## The problem
Every entry below should be transcribed exactly; pictures stay out of the copy.

(Records that describe figures)
· · · · ·

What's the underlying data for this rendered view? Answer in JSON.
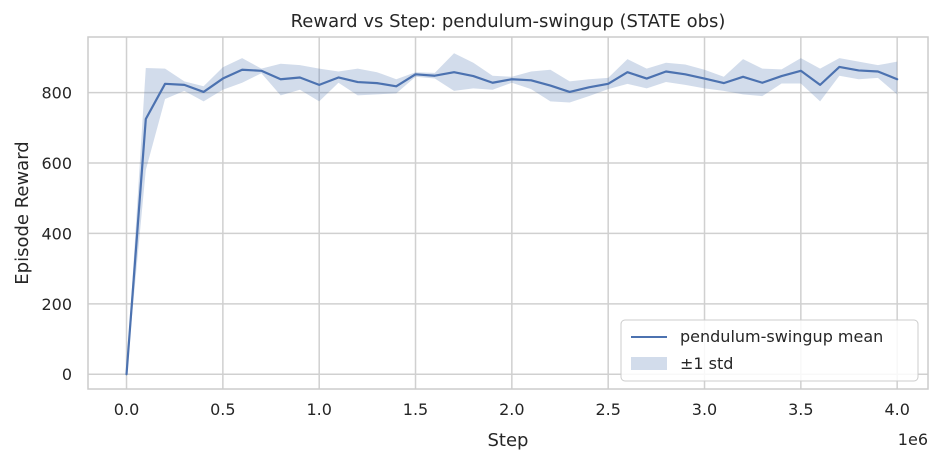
{
  "chart_data": {
    "type": "line",
    "title": "Reward vs Step: pendulum-swingup (STATE obs)",
    "xlabel": "Step",
    "ylabel": "Episode Reward",
    "x_offset_text": "1e6",
    "xlim": [
      -0.2,
      4.16
    ],
    "ylim": [
      -42,
      958
    ],
    "x_ticks": [
      0.0,
      0.5,
      1.0,
      1.5,
      2.0,
      2.5,
      3.0,
      3.5,
      4.0
    ],
    "x_tick_labels": [
      "0.0",
      "0.5",
      "1.0",
      "1.5",
      "2.0",
      "2.5",
      "3.0",
      "3.5",
      "4.0"
    ],
    "y_ticks": [
      0,
      200,
      400,
      600,
      800
    ],
    "y_tick_labels": [
      "0",
      "200",
      "400",
      "600",
      "800"
    ],
    "grid": true,
    "legend_position": "bottom-right",
    "x": [
      0.0,
      0.1,
      0.2,
      0.3,
      0.4,
      0.5,
      0.6,
      0.7,
      0.8,
      0.9,
      1.0,
      1.1,
      1.2,
      1.3,
      1.4,
      1.5,
      1.6,
      1.7,
      1.8,
      1.9,
      2.0,
      2.1,
      2.2,
      2.3,
      2.4,
      2.5,
      2.6,
      2.7,
      2.8,
      2.9,
      3.0,
      3.1,
      3.2,
      3.3,
      3.4,
      3.5,
      3.6,
      3.7,
      3.8,
      3.9,
      4.0
    ],
    "series": [
      {
        "name": "pendulum-swingup mean",
        "color": "#4c72b0",
        "values": [
          0,
          725,
          825,
          822,
          802,
          840,
          865,
          862,
          838,
          843,
          822,
          843,
          830,
          827,
          818,
          852,
          848,
          858,
          847,
          828,
          838,
          835,
          820,
          802,
          815,
          825,
          858,
          840,
          860,
          852,
          840,
          827,
          845,
          828,
          847,
          862,
          822,
          873,
          863,
          860,
          838
        ],
        "band": {
          "name": "±1 std",
          "color": "#4c72b0",
          "opacity": 0.25,
          "upper": [
            0,
            870,
            868,
            832,
            818,
            872,
            898,
            868,
            882,
            878,
            868,
            860,
            868,
            858,
            838,
            858,
            856,
            912,
            885,
            848,
            845,
            860,
            865,
            832,
            838,
            842,
            895,
            868,
            885,
            880,
            865,
            845,
            895,
            868,
            866,
            898,
            868,
            898,
            888,
            878,
            888
          ],
          "lower": [
            0,
            580,
            782,
            805,
            775,
            808,
            828,
            855,
            792,
            808,
            775,
            828,
            792,
            795,
            798,
            845,
            840,
            805,
            812,
            808,
            828,
            810,
            775,
            772,
            790,
            810,
            825,
            812,
            830,
            822,
            812,
            805,
            795,
            790,
            826,
            826,
            775,
            848,
            838,
            842,
            795
          ]
        }
      }
    ]
  }
}
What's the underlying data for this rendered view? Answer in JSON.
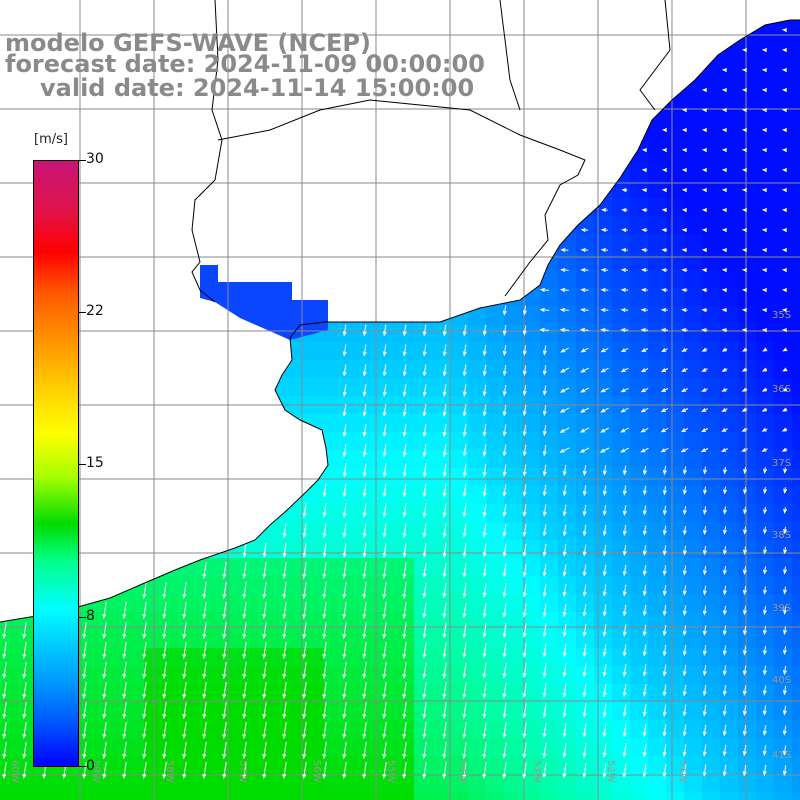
{
  "titles": {
    "model": "modelo GEFS-WAVE (NCEP)",
    "forecast": "forecast date: 2024-11-09 00:00:00",
    "valid": "valid date: 2024-11-14 15:00:00"
  },
  "colorbar": {
    "unit": "[m/s]",
    "ticks": [
      "30",
      "22",
      "15",
      "8",
      "0"
    ],
    "tick_values": [
      30,
      22,
      15,
      8,
      0
    ],
    "range": [
      0,
      30
    ]
  },
  "lat_labels": [
    "35S",
    "36S",
    "37S",
    "38S",
    "39S",
    "40S",
    "41S"
  ],
  "lon_labels": [
    "60W",
    "59W",
    "58W",
    "57W",
    "56W",
    "55W",
    "54W",
    "53W",
    "52W",
    "51W"
  ],
  "colors": {
    "ocean_low": "#0000ff",
    "ocean_mid": "#00ffff",
    "ocean_high": "#00dc00",
    "land": "#ffffff",
    "grid": "#888888",
    "arrows": "#ffffff"
  }
}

· · · · ·

## Full answer
What's the underlying data for this rendered view? Answer in JSON.
{
  "chart_data": {
    "type": "line",
    "title": "Reward vs Step: pendulum-swingup (STATE obs)",
    "xlabel": "Step",
    "ylabel": "Episode Reward",
    "x_offset_text": "1e6",
    "xlim": [
      -0.2,
      4.16
    ],
    "ylim": [
      -42,
      958
    ],
    "x_ticks": [
      0.0,
      0.5,
      1.0,
      1.5,
      2.0,
      2.5,
      3.0,
      3.5,
      4.0
    ],
    "x_tick_labels": [
      "0.0",
      "0.5",
      "1.0",
      "1.5",
      "2.0",
      "2.5",
      "3.0",
      "3.5",
      "4.0"
    ],
    "y_ticks": [
      0,
      200,
      400,
      600,
      800
    ],
    "y_tick_labels": [
      "0",
      "200",
      "400",
      "600",
      "800"
    ],
    "grid": true,
    "legend_position": "bottom-right",
    "x": [
      0.0,
      0.1,
      0.2,
      0.3,
      0.4,
      0.5,
      0.6,
      0.7,
      0.8,
      0.9,
      1.0,
      1.1,
      1.2,
      1.3,
      1.4,
      1.5,
      1.6,
      1.7,
      1.8,
      1.9,
      2.0,
      2.1,
      2.2,
      2.3,
      2.4,
      2.5,
      2.6,
      2.7,
      2.8,
      2.9,
      3.0,
      3.1,
      3.2,
      3.3,
      3.4,
      3.5,
      3.6,
      3.7,
      3.8,
      3.9,
      4.0
    ],
    "series": [
      {
        "name": "pendulum-swingup mean",
        "color": "#4c72b0",
        "values": [
          0,
          725,
          825,
          822,
          802,
          840,
          865,
          862,
          838,
          843,
          822,
          843,
          830,
          827,
          818,
          852,
          848,
          858,
          847,
          828,
          838,
          835,
          820,
          802,
          815,
          825,
          858,
          840,
          860,
          852,
          840,
          827,
          845,
          828,
          847,
          862,
          822,
          873,
          863,
          860,
          838
        ],
        "band": {
          "name": "±1 std",
          "color": "#4c72b0",
          "opacity": 0.25,
          "upper": [
            0,
            870,
            868,
            832,
            818,
            872,
            898,
            868,
            882,
            878,
            868,
            860,
            868,
            858,
            838,
            858,
            856,
            912,
            885,
            848,
            845,
            860,
            865,
            832,
            838,
            842,
            895,
            868,
            885,
            880,
            865,
            845,
            895,
            868,
            866,
            898,
            868,
            898,
            888,
            878,
            888
          ],
          "lower": [
            0,
            580,
            782,
            805,
            775,
            808,
            828,
            855,
            792,
            808,
            775,
            828,
            792,
            795,
            798,
            845,
            840,
            805,
            812,
            808,
            828,
            810,
            775,
            772,
            790,
            810,
            825,
            812,
            830,
            822,
            812,
            805,
            795,
            790,
            826,
            826,
            775,
            848,
            838,
            842,
            795
          ]
        }
      }
    ]
  }
}
What's the underlying data for this rendered view? Answer in JSON.
{
  "titles": {
    "model": "modelo GEFS-WAVE (NCEP)",
    "forecast": "forecast date: 2024-11-09 00:00:00",
    "valid": "valid date: 2024-11-14 15:00:00"
  },
  "colorbar": {
    "unit": "[m/s]",
    "ticks": [
      "30",
      "22",
      "15",
      "8",
      "0"
    ],
    "tick_values": [
      30,
      22,
      15,
      8,
      0
    ],
    "range": [
      0,
      30
    ]
  },
  "lat_labels": [
    "35S",
    "36S",
    "37S",
    "38S",
    "39S",
    "40S",
    "41S"
  ],
  "lon_labels": [
    "60W",
    "59W",
    "58W",
    "57W",
    "56W",
    "55W",
    "54W",
    "53W",
    "52W",
    "51W"
  ],
  "colors": {
    "ocean_low": "#0000ff",
    "ocean_mid": "#00ffff",
    "ocean_high": "#00dc00",
    "land": "#ffffff",
    "grid": "#888888",
    "arrows": "#ffffff"
  }
}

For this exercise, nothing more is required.